# START OF Extracted material

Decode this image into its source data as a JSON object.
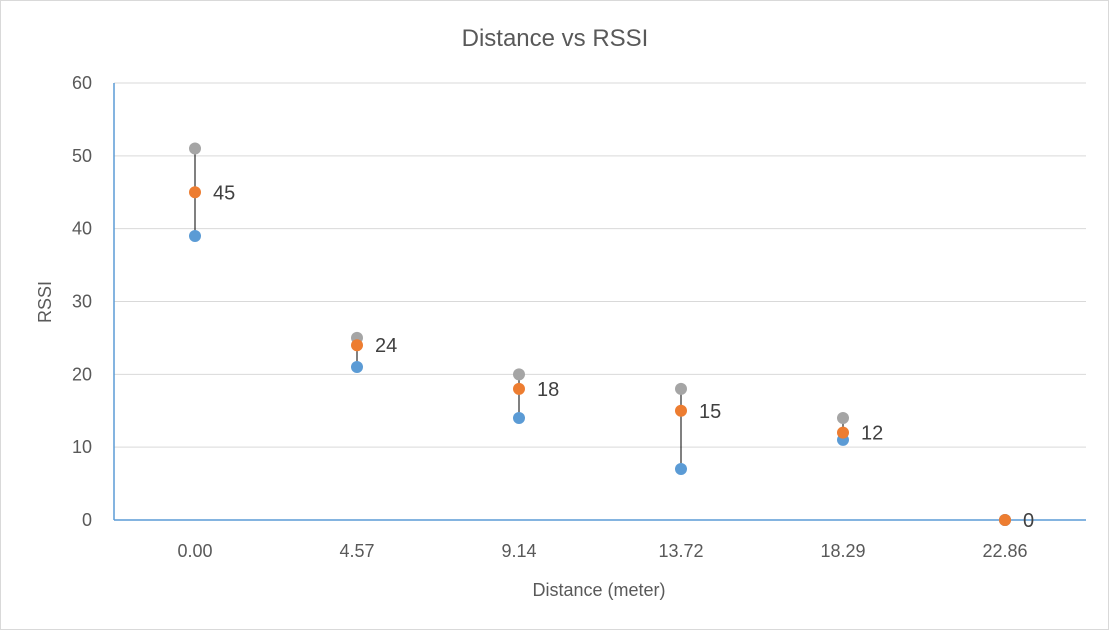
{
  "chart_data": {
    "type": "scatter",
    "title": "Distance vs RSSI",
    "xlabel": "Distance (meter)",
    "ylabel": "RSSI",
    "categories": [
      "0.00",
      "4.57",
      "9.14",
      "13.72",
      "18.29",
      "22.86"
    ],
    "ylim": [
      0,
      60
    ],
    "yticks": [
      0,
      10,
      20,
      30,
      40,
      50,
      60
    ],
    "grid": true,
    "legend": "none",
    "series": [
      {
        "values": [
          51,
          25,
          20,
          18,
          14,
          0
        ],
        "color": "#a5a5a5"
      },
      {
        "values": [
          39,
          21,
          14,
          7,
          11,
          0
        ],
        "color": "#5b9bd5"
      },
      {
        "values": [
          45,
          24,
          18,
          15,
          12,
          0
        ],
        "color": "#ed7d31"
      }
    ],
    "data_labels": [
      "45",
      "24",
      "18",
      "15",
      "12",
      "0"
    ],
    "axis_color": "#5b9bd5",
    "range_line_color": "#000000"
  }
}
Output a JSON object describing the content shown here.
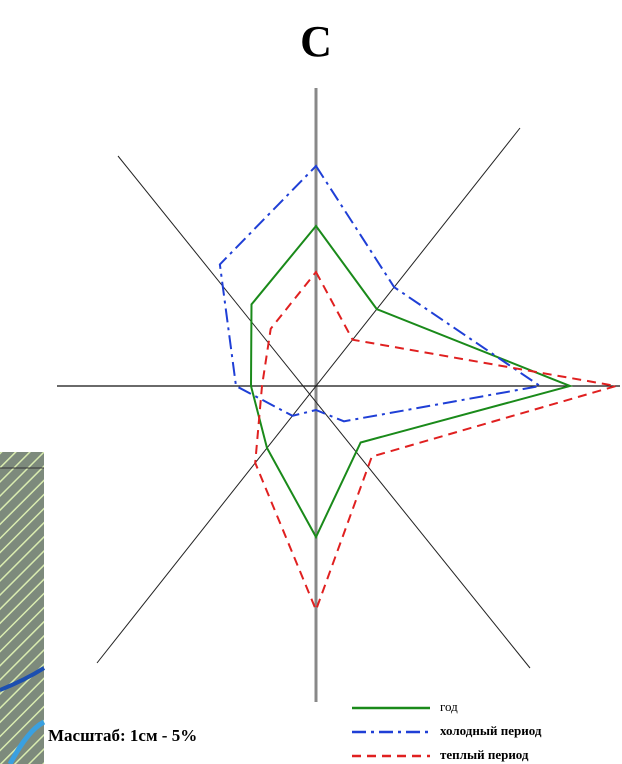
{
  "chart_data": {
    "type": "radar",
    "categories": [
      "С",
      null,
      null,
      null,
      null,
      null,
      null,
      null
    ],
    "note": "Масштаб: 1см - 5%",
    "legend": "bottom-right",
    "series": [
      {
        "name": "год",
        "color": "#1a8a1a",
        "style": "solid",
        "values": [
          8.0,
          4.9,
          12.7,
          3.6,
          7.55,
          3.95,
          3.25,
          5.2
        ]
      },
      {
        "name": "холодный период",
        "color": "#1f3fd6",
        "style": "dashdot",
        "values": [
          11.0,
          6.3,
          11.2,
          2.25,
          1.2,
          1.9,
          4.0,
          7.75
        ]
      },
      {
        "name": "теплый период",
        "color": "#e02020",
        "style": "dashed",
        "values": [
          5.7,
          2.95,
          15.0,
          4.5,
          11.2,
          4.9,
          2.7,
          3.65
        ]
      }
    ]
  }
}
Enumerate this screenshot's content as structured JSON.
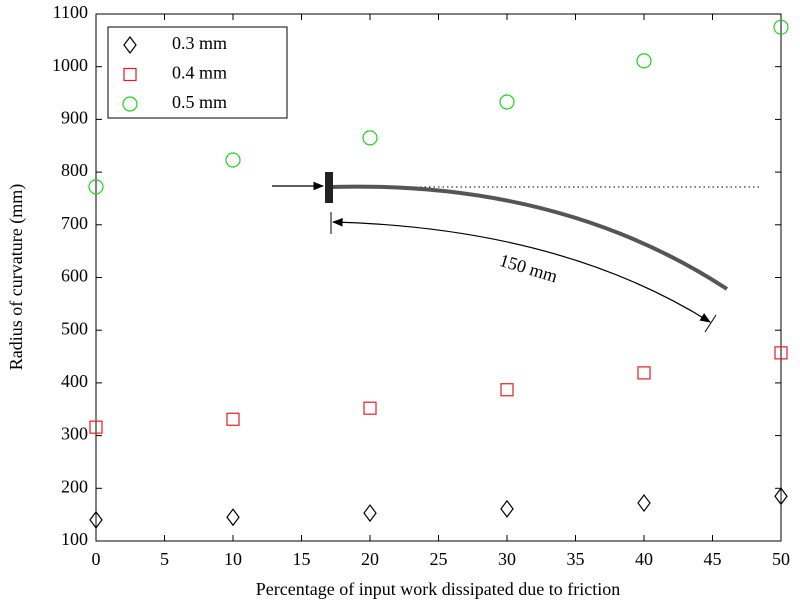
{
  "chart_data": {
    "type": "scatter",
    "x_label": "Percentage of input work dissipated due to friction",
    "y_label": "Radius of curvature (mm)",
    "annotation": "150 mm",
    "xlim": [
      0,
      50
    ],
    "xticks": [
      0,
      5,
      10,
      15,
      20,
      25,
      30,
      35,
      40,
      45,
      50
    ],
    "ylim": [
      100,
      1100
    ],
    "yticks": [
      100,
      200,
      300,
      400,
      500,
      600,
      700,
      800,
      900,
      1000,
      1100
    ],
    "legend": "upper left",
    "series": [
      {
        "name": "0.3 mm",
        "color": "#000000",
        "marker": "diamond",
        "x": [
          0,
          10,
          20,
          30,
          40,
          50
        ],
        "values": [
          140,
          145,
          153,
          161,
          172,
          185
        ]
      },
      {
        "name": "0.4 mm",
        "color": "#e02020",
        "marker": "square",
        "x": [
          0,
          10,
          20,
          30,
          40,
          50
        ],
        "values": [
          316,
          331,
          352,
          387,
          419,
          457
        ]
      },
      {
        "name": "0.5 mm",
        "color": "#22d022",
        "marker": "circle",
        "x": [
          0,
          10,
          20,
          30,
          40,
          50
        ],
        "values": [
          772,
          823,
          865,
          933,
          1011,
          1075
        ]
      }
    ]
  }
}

# END OF Extracted material
# START OF Extracted material

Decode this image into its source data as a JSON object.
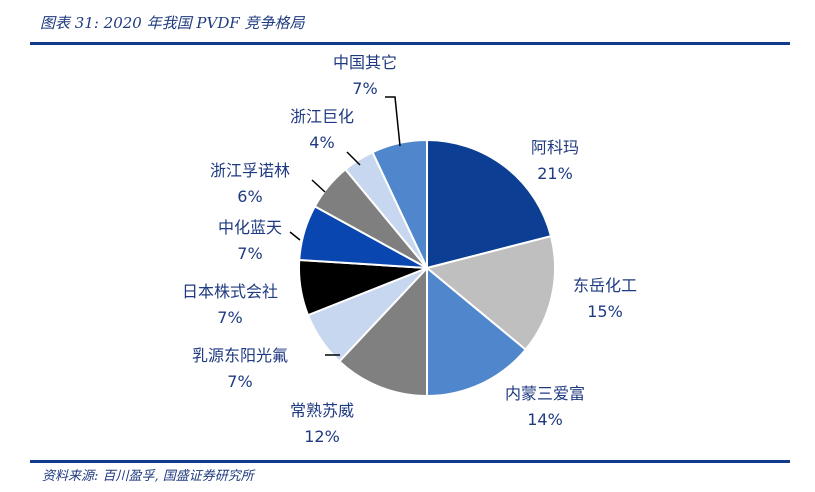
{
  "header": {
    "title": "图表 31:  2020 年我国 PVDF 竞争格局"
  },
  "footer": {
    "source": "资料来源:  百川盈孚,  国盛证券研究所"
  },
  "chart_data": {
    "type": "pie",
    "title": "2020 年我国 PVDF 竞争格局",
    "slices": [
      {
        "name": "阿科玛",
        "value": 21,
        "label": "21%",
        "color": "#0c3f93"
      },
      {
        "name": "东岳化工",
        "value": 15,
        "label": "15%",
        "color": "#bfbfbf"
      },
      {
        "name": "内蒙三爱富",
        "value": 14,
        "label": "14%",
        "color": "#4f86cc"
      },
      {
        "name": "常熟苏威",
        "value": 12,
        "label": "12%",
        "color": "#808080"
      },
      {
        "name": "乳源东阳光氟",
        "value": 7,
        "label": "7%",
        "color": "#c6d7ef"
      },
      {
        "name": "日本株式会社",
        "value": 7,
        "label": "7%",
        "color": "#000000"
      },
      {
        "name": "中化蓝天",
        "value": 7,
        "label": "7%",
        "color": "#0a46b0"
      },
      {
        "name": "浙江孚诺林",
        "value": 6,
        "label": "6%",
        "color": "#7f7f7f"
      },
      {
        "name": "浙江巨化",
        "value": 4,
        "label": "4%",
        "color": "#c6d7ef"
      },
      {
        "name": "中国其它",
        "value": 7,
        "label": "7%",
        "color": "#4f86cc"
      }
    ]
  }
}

# END OF Extracted material
# START OF Extracted material

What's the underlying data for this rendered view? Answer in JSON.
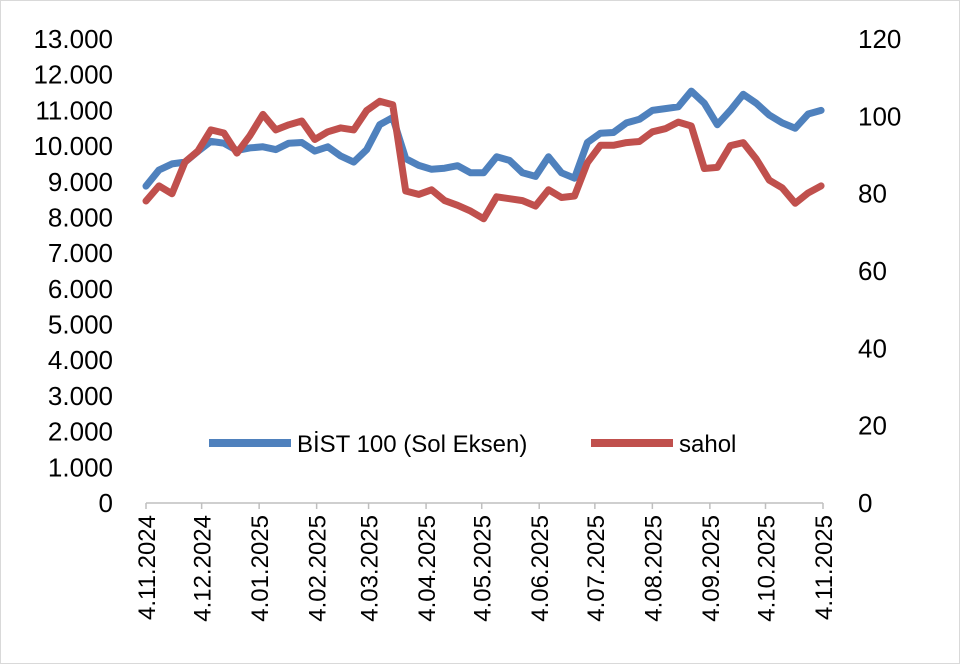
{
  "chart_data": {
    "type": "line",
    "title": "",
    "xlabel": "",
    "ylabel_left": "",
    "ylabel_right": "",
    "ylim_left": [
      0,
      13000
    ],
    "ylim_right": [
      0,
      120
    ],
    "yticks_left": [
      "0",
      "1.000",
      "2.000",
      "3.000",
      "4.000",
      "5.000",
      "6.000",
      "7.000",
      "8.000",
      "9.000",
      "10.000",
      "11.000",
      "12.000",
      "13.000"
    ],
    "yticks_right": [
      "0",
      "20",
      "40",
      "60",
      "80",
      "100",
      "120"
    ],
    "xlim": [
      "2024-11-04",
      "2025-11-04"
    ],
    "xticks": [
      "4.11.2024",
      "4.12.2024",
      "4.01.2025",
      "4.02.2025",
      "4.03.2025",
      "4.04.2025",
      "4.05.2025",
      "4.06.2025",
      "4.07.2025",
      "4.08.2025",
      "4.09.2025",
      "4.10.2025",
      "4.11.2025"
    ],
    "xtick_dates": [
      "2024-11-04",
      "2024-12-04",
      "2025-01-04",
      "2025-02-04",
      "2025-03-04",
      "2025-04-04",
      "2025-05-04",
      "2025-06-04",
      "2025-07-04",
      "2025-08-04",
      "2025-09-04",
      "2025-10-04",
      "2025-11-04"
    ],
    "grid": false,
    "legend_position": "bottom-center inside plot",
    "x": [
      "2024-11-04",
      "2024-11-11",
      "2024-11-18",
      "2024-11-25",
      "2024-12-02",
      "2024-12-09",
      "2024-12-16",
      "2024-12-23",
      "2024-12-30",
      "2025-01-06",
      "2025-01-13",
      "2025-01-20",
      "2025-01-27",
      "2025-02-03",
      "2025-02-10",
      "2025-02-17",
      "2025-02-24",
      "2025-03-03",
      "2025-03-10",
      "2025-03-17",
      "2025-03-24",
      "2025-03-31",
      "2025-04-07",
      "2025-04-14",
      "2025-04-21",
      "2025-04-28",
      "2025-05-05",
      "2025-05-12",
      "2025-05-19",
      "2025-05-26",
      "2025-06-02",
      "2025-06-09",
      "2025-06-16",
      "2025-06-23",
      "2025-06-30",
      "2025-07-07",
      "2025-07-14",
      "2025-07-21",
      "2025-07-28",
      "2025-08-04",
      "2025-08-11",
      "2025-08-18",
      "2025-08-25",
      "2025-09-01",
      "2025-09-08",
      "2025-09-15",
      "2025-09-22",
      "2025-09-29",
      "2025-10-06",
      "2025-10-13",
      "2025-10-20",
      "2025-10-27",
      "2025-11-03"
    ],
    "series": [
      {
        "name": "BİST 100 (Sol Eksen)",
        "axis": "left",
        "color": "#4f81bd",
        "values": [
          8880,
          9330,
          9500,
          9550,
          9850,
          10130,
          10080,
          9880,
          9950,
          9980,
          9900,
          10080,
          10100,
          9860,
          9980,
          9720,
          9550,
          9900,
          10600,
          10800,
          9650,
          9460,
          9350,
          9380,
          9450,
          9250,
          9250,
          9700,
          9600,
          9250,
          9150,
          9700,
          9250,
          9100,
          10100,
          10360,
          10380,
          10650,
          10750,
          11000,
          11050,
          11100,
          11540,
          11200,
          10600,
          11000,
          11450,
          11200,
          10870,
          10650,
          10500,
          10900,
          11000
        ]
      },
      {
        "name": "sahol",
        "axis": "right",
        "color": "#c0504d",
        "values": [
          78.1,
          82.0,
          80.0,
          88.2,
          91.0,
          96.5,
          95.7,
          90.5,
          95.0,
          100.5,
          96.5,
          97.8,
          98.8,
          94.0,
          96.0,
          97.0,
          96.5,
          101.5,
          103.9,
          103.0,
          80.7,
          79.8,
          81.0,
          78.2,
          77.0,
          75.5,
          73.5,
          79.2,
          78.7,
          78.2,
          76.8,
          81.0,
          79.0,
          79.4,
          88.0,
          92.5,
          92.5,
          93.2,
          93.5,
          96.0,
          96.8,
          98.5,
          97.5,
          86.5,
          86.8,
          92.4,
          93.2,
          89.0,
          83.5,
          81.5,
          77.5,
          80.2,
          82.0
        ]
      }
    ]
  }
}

# END OF Extracted material

● **What you need to do**: Say how many lines in this material hold "content", and say nothing else.

● **Full output**: 2